◆ **Exercise task**
Pick up the school newsletter on class projects after its last sentence and keep writing it.

◆ **Document**
With the end of the year around the corner and the sunshine peaking out of the clouds, the 5th grade is doing art class outside. Students learned about the British artist Andy Goldsworthy. Goldsworthy is famous for his site specific sculptures made up of natural materials such as rocks, leaves, and ice.
They discussed the concept of ephemeral art because most of Goldsworthy’s work does not physically exist in the present because of natural conditions destroying the work, but is documented by his photography. The students then went out and about the campus to gather twigs, leaves, and pine cones to arrange their nature sculptures throughout Saklan.
The 8th graders culminating physics project was to design and create a roller coaster for a marble that utilized the forces the students learned about in class, had enough momentum to fulfill a loop, and had a slow down stop. Each group used their creativity, math skills and the scientific method to design, redesign, start over, and eventually create their coasters.
The students also got inspiration for their coasters by going to Physics Day at Great America, where they experienced the need for gravitational pull to power the coasters, centripetal force and air resistance to provide thrills, and of course friction to stop safely! You can see their amazing designs on the pictures. Our Science Teacher, Miss O, is extremely impressed with their efforts in this project. They are a great class and they are ready for high school!
The fifth graders completed their Author’s Celebration project this month. Students have been learning many strategies for making their creative writing stories a joy to read. Some strategies they have learned this year in order to enrich their writing are: using vivid vocabulary, sensory words, figurative language, interesting story leads, “said” is dead, and character development.
The students chose a favorite story they had written that best exemplified these strategies to make into a book. During the celebration, students read to groups of parents and made their stories come alive by reading with expression. They did such an amazing job!
The kindergartners have been busy with subtraction. They had fun experiencing many ways to subtract. During centers, the children subtracted play dough balls with their toes. They played subtraction bowling and used manipulatives such as “hiding bears in a cave.”
As a class, they had fun sending children to the bathroom and out on the yard as another way to understand the “take away” concept. Finally, the children began reading equations and crossing out pictures as a way to subtract.
The 4th graders wrote to one of their favorite author’s, Kim Kennedy. They tried to use their best persuasive writing skills to convince her to write a sequel to a book they read in class, Misty Gordon and the Ghost Pirates. They even gave her fantastic ideas, in case she had writer’s block.

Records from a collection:
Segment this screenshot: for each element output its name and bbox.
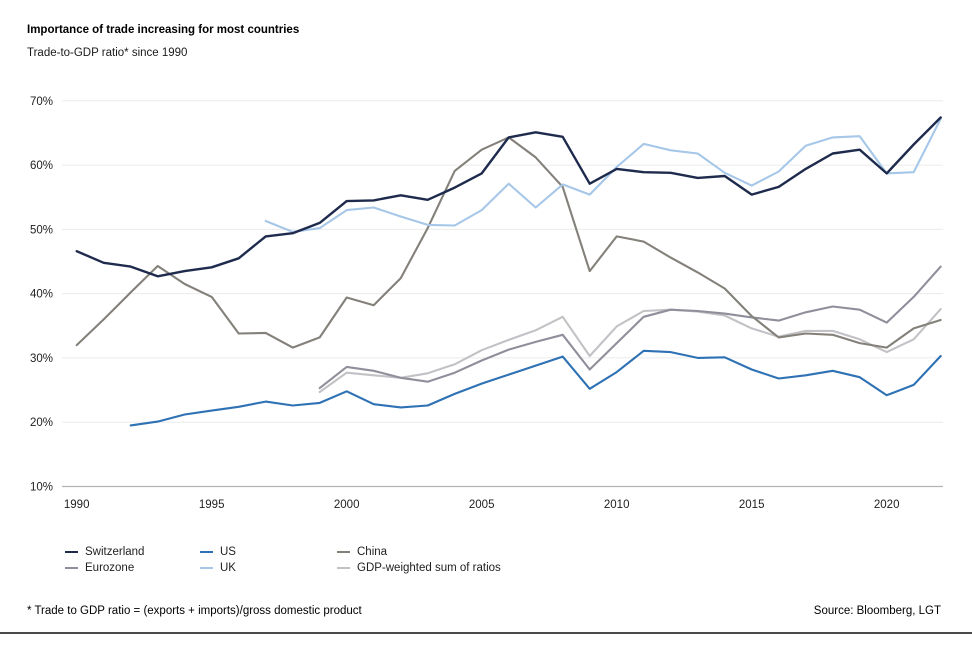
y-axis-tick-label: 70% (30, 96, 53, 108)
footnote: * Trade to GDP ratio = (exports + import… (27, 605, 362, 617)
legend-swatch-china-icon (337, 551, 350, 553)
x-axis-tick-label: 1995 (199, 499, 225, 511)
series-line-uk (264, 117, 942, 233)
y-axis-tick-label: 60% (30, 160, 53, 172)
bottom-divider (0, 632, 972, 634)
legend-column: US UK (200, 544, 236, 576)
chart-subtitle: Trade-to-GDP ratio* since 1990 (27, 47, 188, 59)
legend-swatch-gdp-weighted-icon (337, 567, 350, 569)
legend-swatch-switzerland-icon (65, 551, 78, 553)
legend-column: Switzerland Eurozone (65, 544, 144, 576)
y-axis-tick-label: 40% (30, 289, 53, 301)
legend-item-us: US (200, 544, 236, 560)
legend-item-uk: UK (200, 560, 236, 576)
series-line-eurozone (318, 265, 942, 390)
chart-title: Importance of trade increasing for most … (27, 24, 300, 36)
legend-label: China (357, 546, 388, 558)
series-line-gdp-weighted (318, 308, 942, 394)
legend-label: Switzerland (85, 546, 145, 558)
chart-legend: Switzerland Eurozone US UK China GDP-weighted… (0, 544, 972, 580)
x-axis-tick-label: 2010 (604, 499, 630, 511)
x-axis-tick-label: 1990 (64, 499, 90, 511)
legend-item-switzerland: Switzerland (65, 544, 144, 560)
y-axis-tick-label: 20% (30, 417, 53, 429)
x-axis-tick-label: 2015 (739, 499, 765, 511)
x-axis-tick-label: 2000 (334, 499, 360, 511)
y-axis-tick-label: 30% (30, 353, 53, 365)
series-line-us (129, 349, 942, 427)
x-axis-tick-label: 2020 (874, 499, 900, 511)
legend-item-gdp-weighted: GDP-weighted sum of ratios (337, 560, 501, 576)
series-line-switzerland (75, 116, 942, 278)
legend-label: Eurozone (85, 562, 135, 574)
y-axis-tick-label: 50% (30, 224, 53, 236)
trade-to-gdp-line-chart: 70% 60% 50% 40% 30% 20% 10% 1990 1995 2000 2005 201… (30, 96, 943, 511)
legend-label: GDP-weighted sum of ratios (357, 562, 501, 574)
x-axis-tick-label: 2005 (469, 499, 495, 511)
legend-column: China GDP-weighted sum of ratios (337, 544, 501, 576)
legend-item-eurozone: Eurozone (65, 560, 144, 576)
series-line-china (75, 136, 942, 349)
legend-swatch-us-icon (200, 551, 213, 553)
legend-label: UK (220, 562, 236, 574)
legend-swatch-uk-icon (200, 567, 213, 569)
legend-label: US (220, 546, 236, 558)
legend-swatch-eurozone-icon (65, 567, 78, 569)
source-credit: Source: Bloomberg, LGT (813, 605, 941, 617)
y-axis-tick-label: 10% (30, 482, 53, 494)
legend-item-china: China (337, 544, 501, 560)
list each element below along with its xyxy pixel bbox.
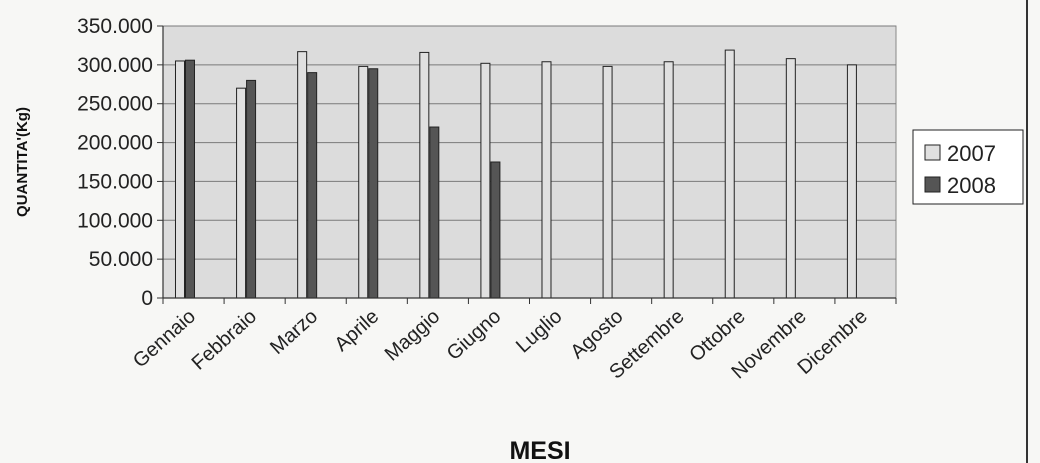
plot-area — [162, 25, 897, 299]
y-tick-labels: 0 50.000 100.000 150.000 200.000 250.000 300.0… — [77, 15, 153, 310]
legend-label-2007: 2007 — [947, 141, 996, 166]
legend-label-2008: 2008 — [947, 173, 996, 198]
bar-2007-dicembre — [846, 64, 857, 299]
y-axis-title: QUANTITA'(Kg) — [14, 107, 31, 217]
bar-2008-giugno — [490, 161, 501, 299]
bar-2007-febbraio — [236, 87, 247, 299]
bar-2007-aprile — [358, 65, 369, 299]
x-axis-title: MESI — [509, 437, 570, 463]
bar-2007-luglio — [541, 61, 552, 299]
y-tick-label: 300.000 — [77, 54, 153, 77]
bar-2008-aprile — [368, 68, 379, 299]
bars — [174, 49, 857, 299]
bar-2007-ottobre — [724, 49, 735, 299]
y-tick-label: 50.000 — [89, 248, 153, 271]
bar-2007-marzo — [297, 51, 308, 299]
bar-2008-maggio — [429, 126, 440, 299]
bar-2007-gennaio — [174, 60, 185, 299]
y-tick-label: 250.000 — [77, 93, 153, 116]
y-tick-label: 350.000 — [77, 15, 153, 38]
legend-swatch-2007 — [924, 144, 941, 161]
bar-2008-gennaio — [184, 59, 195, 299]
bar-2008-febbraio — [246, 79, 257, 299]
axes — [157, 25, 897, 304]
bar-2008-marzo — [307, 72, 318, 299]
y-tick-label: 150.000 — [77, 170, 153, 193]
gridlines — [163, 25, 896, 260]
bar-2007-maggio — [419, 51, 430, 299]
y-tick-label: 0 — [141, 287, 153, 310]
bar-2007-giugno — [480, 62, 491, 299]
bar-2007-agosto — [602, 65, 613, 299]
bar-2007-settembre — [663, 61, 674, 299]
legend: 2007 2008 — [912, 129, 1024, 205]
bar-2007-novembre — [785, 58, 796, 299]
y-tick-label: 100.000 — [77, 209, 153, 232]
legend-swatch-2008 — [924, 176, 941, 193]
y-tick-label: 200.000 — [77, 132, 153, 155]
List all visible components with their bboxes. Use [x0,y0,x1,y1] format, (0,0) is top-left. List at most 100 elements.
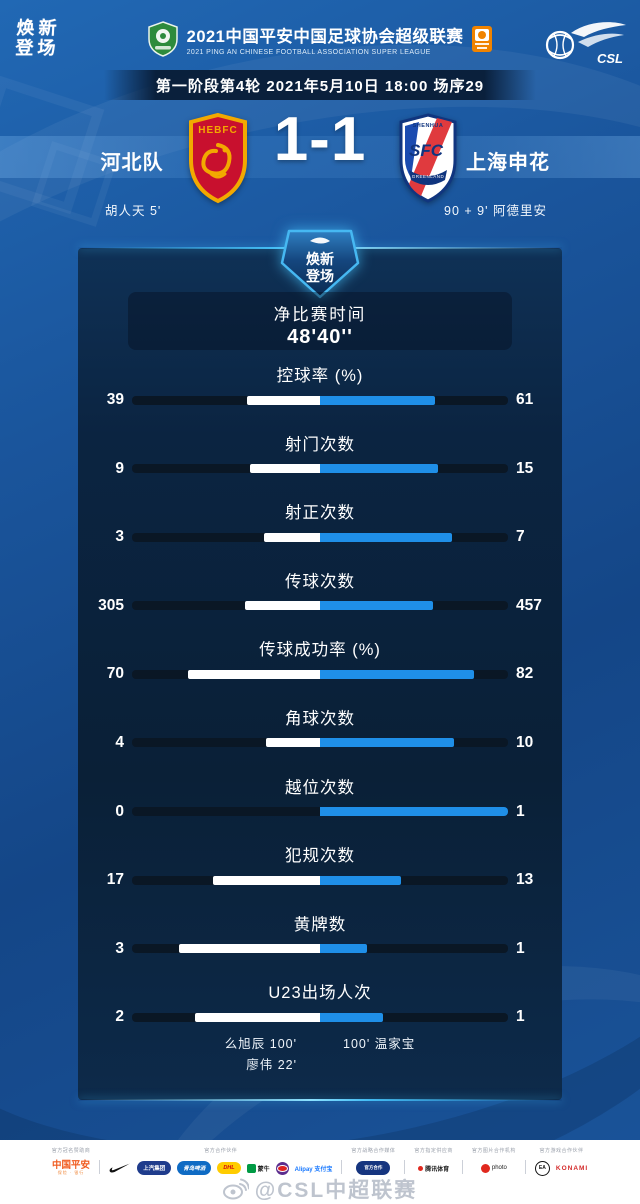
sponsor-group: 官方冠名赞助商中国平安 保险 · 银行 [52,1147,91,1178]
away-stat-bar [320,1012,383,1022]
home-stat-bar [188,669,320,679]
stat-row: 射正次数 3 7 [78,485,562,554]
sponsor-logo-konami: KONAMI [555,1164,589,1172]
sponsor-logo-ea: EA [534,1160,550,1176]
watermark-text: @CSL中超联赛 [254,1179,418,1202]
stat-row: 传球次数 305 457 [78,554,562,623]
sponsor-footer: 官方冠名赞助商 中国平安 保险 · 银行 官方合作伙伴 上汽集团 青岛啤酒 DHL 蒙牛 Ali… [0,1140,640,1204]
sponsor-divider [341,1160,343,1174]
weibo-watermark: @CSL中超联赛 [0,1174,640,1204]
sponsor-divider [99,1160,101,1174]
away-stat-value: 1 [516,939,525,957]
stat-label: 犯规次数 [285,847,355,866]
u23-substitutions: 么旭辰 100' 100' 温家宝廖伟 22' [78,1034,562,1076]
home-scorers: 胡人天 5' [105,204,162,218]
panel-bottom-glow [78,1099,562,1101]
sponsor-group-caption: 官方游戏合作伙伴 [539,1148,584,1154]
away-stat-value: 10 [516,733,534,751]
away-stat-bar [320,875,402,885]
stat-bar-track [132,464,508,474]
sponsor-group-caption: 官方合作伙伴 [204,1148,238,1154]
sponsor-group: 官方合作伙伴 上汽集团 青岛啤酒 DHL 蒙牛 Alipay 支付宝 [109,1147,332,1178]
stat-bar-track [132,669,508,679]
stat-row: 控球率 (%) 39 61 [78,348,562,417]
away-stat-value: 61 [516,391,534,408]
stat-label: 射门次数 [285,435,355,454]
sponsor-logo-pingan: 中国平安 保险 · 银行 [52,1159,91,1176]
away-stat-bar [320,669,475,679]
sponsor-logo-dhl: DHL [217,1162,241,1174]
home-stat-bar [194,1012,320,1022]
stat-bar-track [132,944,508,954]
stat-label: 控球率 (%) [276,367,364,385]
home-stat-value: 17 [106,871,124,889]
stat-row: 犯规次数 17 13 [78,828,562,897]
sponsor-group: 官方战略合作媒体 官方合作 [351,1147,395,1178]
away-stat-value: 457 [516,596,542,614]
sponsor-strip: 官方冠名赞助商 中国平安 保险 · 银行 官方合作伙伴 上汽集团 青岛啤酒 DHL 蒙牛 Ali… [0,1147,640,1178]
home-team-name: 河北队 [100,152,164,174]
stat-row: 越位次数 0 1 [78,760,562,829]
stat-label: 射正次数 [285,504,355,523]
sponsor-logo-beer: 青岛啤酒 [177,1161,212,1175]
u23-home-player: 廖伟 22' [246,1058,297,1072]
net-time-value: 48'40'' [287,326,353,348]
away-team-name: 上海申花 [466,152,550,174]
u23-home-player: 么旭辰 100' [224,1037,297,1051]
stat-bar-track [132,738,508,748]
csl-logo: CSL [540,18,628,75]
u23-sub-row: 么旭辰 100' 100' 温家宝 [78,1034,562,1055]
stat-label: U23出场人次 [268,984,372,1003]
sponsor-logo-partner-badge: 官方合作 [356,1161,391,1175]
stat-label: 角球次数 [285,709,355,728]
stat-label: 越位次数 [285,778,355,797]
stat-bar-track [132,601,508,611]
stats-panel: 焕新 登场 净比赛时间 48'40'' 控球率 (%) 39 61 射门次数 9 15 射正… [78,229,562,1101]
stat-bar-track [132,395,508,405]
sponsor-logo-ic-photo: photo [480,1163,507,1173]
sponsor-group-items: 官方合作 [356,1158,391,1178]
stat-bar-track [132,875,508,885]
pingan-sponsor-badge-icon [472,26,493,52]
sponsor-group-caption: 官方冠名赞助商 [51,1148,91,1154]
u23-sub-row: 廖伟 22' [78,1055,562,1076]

◆ **Expected answer**
Last week, the 4th graders received a box from Ms. Kennedy!!! She not only wrote each student back individually, but included Madame Zaster glasses (a very important feature in the mystery). Our class could not have been more thrilled!!! We hope, we persuaded her to continue writing!
“Impossible is just a word thrown around by small men who find it easier to live in the world they’ve been given than to explore the power they have to change it. Impossible is not a fact. It’s an opinion. Impossible is potential. Impossible is temporary. Impossible is nothing.” ~Muhammad Ali
If you have the chance to join us for the Middle School Musical, West Side Story, take the time to read the director’s notes by Ms. Chaffey. In her notes, she speaks about the fact that she never felt she would be able to have middle school-aged students perform a musical as complicated as West Side Story. In a word, she thought it was impossible. When I read her notes, it made me think of Muhammad Ali’s quote and how it relates to Saklan.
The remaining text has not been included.